[Data records]

──────────────────────────────

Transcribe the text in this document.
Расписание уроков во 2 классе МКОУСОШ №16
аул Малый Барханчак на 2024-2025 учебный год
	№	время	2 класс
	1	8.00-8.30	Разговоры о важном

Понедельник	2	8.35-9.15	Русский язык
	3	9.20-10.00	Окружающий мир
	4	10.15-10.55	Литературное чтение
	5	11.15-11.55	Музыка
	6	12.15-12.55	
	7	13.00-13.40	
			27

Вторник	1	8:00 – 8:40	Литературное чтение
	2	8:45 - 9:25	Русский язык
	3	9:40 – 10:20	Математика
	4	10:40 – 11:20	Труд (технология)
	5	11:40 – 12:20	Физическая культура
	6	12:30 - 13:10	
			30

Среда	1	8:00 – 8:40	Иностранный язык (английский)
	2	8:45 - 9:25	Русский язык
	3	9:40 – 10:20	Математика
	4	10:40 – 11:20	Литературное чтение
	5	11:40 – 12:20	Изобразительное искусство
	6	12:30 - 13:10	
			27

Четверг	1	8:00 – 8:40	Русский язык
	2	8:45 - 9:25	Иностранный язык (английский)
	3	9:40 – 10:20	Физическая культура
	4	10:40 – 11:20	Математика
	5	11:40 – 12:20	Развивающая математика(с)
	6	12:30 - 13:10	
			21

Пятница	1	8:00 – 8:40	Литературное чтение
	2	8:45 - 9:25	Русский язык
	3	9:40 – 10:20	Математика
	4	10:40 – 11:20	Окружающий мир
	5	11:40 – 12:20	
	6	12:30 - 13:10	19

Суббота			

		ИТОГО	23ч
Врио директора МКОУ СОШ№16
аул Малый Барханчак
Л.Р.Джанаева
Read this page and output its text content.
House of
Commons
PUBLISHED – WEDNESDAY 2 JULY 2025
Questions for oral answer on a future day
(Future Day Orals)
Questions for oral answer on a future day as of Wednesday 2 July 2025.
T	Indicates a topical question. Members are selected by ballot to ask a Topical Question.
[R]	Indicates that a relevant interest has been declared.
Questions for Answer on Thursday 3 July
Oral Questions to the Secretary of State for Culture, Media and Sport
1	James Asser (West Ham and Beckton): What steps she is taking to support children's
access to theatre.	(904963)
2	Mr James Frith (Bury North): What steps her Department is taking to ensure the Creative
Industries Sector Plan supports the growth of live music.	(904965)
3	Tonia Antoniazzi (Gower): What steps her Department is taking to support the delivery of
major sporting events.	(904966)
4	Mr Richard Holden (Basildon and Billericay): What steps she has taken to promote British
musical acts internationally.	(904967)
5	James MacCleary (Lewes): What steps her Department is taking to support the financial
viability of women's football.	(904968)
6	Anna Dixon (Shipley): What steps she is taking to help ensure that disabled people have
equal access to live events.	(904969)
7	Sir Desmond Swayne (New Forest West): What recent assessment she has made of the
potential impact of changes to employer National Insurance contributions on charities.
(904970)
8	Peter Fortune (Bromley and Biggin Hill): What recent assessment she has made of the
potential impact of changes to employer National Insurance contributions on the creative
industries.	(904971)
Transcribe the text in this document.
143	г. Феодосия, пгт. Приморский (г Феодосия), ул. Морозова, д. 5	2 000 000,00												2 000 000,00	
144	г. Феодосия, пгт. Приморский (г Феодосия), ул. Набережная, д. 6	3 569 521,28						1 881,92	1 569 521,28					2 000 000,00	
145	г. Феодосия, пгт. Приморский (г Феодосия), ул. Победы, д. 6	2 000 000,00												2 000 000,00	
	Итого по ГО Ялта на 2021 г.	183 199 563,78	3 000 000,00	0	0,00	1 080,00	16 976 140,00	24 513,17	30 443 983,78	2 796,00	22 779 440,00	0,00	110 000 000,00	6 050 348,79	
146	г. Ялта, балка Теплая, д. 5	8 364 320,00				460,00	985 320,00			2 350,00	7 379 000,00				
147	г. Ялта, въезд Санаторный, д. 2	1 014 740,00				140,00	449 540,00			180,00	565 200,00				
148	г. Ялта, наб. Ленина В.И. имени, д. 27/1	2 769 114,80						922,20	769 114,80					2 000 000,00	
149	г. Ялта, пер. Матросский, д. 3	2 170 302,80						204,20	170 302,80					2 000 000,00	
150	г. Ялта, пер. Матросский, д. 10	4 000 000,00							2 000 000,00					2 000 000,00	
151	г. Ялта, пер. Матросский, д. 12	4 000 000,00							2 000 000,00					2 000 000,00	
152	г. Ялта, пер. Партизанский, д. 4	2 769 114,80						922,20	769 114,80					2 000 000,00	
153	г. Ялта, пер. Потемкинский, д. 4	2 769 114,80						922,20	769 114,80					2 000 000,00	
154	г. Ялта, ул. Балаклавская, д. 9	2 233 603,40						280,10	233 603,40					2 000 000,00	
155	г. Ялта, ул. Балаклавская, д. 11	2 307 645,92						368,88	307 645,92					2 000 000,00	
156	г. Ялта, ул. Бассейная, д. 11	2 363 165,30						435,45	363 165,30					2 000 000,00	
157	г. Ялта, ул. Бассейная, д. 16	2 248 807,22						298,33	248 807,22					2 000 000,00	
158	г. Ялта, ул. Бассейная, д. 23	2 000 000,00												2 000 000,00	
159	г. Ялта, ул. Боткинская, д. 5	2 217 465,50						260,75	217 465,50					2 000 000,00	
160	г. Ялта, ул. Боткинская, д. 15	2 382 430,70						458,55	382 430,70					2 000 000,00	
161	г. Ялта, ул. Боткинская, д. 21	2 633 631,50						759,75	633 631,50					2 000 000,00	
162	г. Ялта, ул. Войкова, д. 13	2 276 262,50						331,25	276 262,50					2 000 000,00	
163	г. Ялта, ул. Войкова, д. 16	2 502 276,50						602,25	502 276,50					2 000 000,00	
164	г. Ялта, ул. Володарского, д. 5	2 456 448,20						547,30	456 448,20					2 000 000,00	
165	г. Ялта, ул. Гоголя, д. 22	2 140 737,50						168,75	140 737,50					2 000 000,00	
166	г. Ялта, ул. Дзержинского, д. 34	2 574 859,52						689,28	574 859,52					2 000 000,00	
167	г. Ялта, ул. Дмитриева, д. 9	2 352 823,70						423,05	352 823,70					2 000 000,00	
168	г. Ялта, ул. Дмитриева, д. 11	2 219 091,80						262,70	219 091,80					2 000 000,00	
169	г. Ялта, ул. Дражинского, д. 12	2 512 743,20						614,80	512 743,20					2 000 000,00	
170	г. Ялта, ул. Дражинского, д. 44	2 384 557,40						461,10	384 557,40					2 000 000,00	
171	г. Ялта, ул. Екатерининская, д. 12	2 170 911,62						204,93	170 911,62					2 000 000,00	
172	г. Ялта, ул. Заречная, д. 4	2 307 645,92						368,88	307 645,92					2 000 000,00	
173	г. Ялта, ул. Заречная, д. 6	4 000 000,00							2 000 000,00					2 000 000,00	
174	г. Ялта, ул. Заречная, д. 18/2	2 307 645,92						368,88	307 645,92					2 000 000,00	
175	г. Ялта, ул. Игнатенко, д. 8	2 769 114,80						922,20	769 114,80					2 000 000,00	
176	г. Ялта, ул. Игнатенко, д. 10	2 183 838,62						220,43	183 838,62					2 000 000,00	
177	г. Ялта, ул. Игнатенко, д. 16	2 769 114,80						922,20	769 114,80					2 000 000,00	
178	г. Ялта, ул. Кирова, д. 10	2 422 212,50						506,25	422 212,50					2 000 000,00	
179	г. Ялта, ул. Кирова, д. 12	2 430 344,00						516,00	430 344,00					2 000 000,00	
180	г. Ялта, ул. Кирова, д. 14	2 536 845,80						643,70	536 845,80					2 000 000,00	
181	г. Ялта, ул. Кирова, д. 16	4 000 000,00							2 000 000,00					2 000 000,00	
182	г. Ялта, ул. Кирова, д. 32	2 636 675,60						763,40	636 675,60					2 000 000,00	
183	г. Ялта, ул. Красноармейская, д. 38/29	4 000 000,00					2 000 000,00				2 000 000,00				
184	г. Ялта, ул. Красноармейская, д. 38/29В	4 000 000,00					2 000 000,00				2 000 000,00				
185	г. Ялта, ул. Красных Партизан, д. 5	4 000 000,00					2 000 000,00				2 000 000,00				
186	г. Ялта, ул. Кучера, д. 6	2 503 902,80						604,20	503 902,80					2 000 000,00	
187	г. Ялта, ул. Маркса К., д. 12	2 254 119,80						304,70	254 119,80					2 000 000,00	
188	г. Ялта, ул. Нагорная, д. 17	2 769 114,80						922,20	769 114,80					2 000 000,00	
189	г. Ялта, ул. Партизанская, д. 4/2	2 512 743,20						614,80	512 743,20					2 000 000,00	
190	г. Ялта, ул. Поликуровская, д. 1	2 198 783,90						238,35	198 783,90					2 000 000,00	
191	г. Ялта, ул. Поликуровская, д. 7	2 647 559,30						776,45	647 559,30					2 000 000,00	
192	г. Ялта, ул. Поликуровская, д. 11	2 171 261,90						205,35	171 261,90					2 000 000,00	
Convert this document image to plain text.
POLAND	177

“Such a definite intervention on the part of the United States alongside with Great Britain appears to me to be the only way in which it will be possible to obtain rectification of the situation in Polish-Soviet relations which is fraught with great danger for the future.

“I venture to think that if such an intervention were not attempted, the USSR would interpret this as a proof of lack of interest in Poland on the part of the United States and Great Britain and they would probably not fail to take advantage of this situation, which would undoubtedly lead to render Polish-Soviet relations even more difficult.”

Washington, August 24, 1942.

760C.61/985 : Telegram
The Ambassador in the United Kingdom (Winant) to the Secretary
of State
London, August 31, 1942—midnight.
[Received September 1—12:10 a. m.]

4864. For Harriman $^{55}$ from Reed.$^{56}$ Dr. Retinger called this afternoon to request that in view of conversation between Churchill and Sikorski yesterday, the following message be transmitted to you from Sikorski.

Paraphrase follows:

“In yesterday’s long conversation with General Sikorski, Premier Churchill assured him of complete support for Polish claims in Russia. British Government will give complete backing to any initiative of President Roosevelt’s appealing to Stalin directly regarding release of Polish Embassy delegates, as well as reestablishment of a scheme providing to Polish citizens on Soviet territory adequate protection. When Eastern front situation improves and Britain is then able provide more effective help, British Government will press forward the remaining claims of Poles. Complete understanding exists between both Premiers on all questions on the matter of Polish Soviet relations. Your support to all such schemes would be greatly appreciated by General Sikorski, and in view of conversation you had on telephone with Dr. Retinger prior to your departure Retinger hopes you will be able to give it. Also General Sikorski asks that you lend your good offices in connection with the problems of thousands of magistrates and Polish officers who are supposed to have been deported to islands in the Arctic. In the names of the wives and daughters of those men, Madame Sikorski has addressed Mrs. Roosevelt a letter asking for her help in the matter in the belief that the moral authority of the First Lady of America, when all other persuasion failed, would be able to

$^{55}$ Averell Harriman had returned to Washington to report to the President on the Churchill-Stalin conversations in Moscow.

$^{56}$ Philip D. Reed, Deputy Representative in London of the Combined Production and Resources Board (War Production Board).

──────────────────────────────

Required work:
Gather every line containing the word "Окружающий" and copy it.

Problem solution:
	3	9.20-10.00	Окружающий мир
	4	10:40 – 11:20	Окружающий мир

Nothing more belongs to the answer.